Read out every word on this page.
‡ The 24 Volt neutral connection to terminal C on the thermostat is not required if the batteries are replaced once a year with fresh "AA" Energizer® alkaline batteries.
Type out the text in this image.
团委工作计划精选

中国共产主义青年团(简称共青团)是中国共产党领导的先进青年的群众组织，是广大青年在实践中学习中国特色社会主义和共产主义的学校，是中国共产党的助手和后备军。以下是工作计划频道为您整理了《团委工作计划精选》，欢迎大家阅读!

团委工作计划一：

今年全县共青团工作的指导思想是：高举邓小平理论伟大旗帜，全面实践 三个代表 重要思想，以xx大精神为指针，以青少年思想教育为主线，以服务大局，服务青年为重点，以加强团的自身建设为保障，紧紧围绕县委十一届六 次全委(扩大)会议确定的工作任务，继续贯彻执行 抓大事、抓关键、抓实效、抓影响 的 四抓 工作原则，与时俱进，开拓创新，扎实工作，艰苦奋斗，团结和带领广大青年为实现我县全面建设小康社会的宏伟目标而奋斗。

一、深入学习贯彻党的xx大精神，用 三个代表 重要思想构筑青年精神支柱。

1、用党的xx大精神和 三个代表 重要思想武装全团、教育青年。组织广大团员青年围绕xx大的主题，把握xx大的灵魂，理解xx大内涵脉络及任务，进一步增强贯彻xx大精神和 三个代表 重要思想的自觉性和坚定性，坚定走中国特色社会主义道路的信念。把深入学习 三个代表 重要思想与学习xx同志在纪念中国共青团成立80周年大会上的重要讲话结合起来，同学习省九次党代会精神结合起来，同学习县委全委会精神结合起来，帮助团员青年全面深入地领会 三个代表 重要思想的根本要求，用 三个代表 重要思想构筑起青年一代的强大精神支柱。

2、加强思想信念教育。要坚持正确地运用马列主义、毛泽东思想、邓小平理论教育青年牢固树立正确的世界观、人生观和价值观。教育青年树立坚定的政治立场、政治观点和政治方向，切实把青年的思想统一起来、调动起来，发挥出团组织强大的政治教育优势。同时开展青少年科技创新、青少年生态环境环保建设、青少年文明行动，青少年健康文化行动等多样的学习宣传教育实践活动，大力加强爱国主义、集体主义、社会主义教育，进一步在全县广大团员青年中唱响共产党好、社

---

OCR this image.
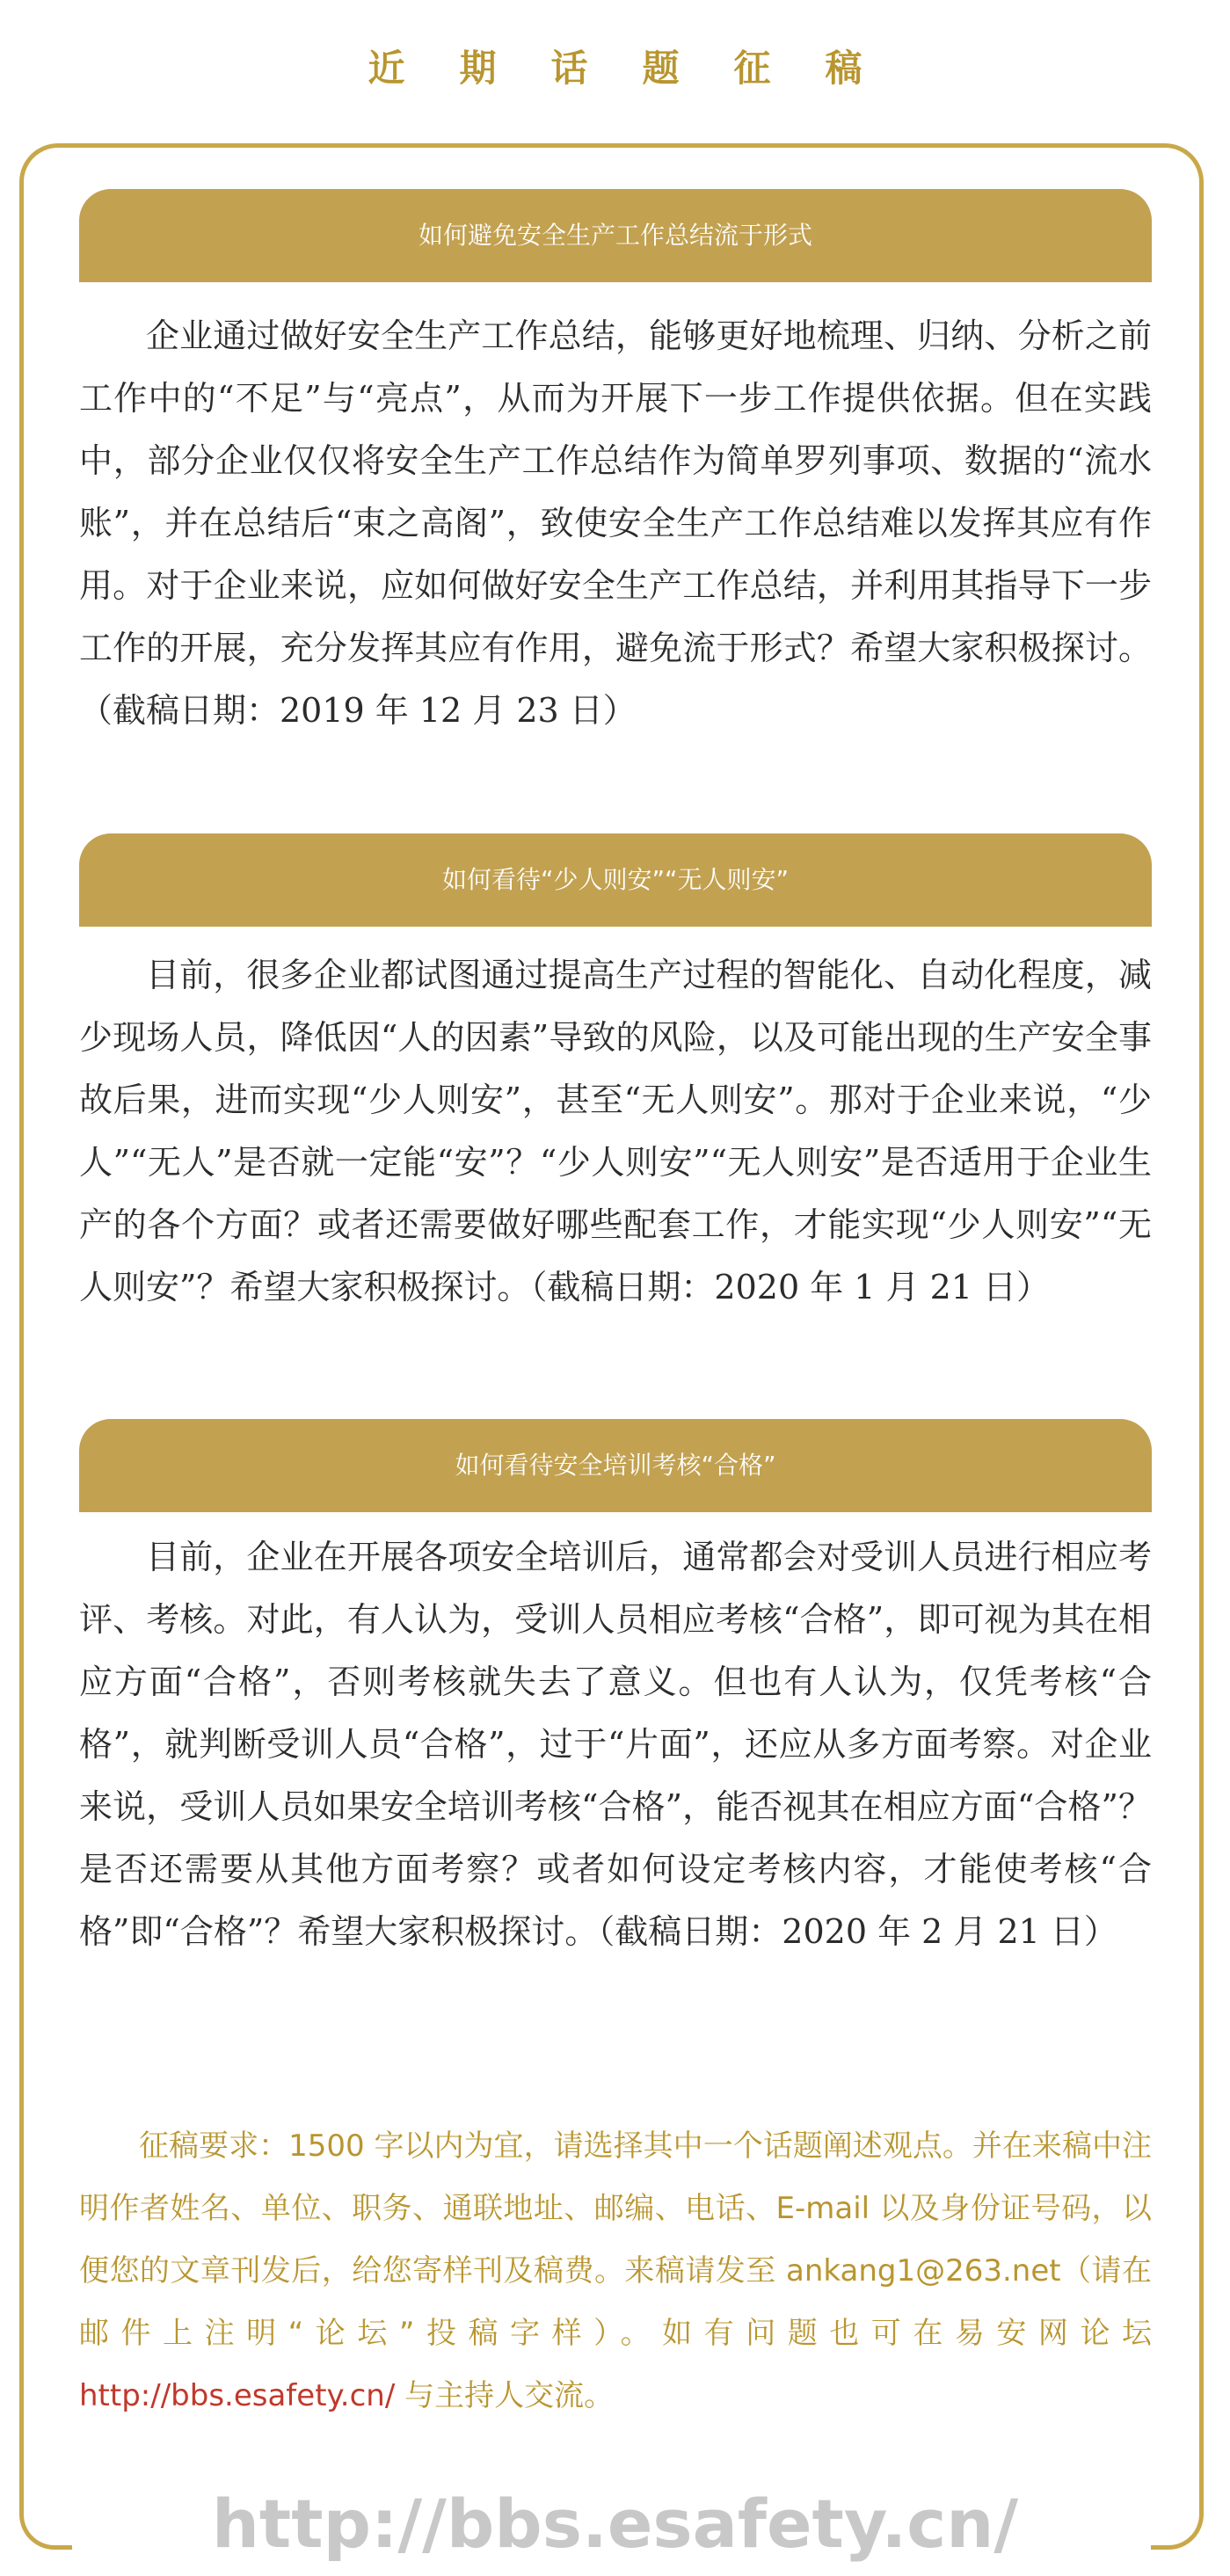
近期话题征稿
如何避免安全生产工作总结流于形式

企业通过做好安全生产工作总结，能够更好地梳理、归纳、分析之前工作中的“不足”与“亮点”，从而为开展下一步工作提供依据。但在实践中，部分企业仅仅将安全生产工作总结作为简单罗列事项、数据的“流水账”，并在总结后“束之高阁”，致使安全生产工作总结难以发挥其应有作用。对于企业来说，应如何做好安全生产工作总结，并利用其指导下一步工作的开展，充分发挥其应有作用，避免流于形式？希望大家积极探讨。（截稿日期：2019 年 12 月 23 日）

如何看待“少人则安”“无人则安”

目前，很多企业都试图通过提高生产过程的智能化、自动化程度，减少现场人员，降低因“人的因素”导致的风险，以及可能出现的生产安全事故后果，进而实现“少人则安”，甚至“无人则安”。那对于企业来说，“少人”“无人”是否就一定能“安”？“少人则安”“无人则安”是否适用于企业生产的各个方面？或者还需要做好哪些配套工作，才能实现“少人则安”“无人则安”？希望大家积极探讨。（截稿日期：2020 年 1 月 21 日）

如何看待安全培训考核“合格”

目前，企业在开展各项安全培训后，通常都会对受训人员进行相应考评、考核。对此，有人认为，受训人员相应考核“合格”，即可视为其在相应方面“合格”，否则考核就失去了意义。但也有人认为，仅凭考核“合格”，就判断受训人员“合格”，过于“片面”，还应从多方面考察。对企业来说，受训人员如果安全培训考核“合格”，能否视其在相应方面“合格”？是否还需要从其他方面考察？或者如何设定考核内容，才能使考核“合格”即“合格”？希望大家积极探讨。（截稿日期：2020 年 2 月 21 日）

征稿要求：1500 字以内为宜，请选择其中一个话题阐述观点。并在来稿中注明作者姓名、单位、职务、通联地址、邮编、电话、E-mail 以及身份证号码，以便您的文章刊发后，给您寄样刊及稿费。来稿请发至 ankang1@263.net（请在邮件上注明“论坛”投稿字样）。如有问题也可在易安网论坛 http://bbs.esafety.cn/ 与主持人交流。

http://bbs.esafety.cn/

- [WHAT IS BEING ASKED] Take each line containing the string "少人则安" and copy it out.

- [TASK RESULT]
如何看待“少人则安”“无人则安”
目前，很多企业都试图通过提高生产过程的智能化、自动化程度，减少现场人员，降低因“人的因素”导致的风险，以及可能出现的生产安全事故后果，进而实现“少人则安”，甚至“无人则安”。那对于企业来说，“少人”“无人”是否就一定能“安”？“少人则安”“无人则安”是否适用于企业生产的各个方面？或者还需要做好哪些配套工作，才能实现“少人则安”“无人则安”？希望大家积极探讨。（截稿日期：2020 年 1 月 21 日）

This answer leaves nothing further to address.